━━━━━ Extracted entries ━━━━━
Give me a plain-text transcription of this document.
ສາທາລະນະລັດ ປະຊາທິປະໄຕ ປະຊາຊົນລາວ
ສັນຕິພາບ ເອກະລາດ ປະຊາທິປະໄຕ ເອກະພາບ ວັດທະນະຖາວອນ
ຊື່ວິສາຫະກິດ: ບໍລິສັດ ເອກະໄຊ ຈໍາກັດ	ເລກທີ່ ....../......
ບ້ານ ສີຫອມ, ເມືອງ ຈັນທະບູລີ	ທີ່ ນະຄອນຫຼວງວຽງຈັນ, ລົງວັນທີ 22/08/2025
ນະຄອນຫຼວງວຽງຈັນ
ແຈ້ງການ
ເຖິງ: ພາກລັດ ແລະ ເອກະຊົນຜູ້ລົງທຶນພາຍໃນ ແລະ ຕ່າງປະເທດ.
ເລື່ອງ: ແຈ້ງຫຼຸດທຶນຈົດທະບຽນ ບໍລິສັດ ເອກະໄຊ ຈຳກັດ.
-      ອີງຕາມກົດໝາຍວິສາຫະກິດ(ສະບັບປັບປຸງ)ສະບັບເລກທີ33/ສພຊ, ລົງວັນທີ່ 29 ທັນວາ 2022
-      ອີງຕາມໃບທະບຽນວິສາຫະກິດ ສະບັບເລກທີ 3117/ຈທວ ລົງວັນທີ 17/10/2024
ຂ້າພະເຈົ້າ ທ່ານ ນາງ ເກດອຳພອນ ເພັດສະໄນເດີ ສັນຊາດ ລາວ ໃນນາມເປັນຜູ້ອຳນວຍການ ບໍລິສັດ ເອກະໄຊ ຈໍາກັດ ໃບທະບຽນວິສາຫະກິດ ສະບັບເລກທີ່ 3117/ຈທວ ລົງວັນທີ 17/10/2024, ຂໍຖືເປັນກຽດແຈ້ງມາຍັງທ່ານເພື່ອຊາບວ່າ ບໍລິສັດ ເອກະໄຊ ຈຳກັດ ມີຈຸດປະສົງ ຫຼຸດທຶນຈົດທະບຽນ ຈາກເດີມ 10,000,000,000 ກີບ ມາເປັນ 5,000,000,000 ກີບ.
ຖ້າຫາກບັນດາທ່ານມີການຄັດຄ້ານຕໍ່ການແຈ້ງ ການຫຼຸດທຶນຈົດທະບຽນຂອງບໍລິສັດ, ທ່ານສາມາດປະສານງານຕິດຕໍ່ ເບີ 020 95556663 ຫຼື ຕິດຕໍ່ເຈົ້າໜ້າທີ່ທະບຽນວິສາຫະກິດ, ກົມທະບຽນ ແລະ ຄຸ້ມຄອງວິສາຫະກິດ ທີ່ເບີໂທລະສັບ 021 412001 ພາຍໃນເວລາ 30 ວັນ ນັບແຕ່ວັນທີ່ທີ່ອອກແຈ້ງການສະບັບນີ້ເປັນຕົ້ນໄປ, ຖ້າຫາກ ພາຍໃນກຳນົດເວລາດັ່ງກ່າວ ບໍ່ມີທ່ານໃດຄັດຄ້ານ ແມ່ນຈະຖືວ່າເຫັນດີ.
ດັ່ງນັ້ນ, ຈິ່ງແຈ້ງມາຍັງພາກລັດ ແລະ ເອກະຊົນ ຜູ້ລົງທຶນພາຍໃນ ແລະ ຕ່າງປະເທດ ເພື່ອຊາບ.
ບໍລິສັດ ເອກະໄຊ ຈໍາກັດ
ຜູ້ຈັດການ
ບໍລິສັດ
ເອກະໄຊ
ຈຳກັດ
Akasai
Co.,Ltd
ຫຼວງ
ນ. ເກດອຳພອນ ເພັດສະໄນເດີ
━━━━━
- [Directions]:
Restate the whole listing exactly.

- [The result]:
Give me a plain-text transcription of this document.
ສາທາລະນະລັດ ປະຊາທິປະໄຕ ປະຊາຊົນລາວ
ສັນຕິພາບ ເອກະລາດ ປະຊາທິປະໄຕ ເອກະພາບ ວັດທະນະຖາວອນ
ຊື່ວິສາຫະກິດ: ບໍລິສັດ ເອກະໄຊ ຈໍາກັດ	ເລກທີ່ ....../......
ບ້ານ ສີຫອມ, ເມືອງ ຈັນທະບູລີ	ທີ່ ນະຄອນຫຼວງວຽງຈັນ, ລົງວັນທີ 22/08/2025
ນະຄອນຫຼວງວຽງຈັນ
ແຈ້ງການ
ເຖິງ: ພາກລັດ ແລະ ເອກະຊົນຜູ້ລົງທຶນພາຍໃນ ແລະ ຕ່າງປະເທດ.
ເລື່ອງ: ແຈ້ງຫຼຸດທຶນຈົດທະບຽນ ບໍລິສັດ ເອກະໄຊ ຈຳກັດ.
-      ອີງຕາມກົດໝາຍວິສາຫະກິດ(ສະບັບປັບປຸງ)ສະບັບເລກທີ33/ສພຊ, ລົງວັນທີ່ 29 ທັນວາ 2022
-      ອີງຕາມໃບທະບຽນວິສາຫະກິດ ສະບັບເລກທີ 3117/ຈທວ ລົງວັນທີ 17/10/2024
ຂ້າພະເຈົ້າ ທ່ານ ນາງ ເກດອຳພອນ ເພັດສະໄນເດີ ສັນຊາດ ລາວ ໃນນາມເປັນຜູ້ອຳນວຍການ ບໍລິສັດ ເອກະໄຊ ຈໍາກັດ ໃບທະບຽນວິສາຫະກິດ ສະບັບເລກທີ່ 3117/ຈທວ ລົງວັນທີ 17/10/2024, ຂໍຖືເປັນກຽດແຈ້ງມາຍັງທ່ານເພື່ອຊາບວ່າ ບໍລິສັດ ເອກະໄຊ ຈຳກັດ ມີຈຸດປະສົງ ຫຼຸດທຶນຈົດທະບຽນ ຈາກເດີມ 10,000,000,000 ກີບ ມາເປັນ 5,000,000,000 ກີບ.
ຖ້າຫາກບັນດາທ່ານມີການຄັດຄ້ານຕໍ່ການແຈ້ງ ການຫຼຸດທຶນຈົດທະບຽນຂອງບໍລິສັດ, ທ່ານສາມາດປະສານງານຕິດຕໍ່ ເບີ 020 95556663 ຫຼື ຕິດຕໍ່ເຈົ້າໜ້າທີ່ທະບຽນວິສາຫະກິດ, ກົມທະບຽນ ແລະ ຄຸ້ມຄອງວິສາຫະກິດ ທີ່ເບີໂທລະສັບ 021 412001 ພາຍໃນເວລາ 30 ວັນ ນັບແຕ່ວັນທີ່ທີ່ອອກແຈ້ງການສະບັບນີ້ເປັນຕົ້ນໄປ, ຖ້າຫາກ ພາຍໃນກຳນົດເວລາດັ່ງກ່າວ ບໍ່ມີທ່ານໃດຄັດຄ້ານ ແມ່ນຈະຖືວ່າເຫັນດີ.
ດັ່ງນັ້ນ, ຈິ່ງແຈ້ງມາຍັງພາກລັດ ແລະ ເອກະຊົນ ຜູ້ລົງທຶນພາຍໃນ ແລະ ຕ່າງປະເທດ ເພື່ອຊາບ.
ບໍລິສັດ ເອກະໄຊ ຈໍາກັດ
ຜູ້ຈັດການ
ບໍລິສັດ
ເອກະໄຊ
ຈຳກັດ
Akasai
Co.,Ltd
ຫຼວງ
ນ. ເກດອຳພອນ ເພັດສະໄນເດີ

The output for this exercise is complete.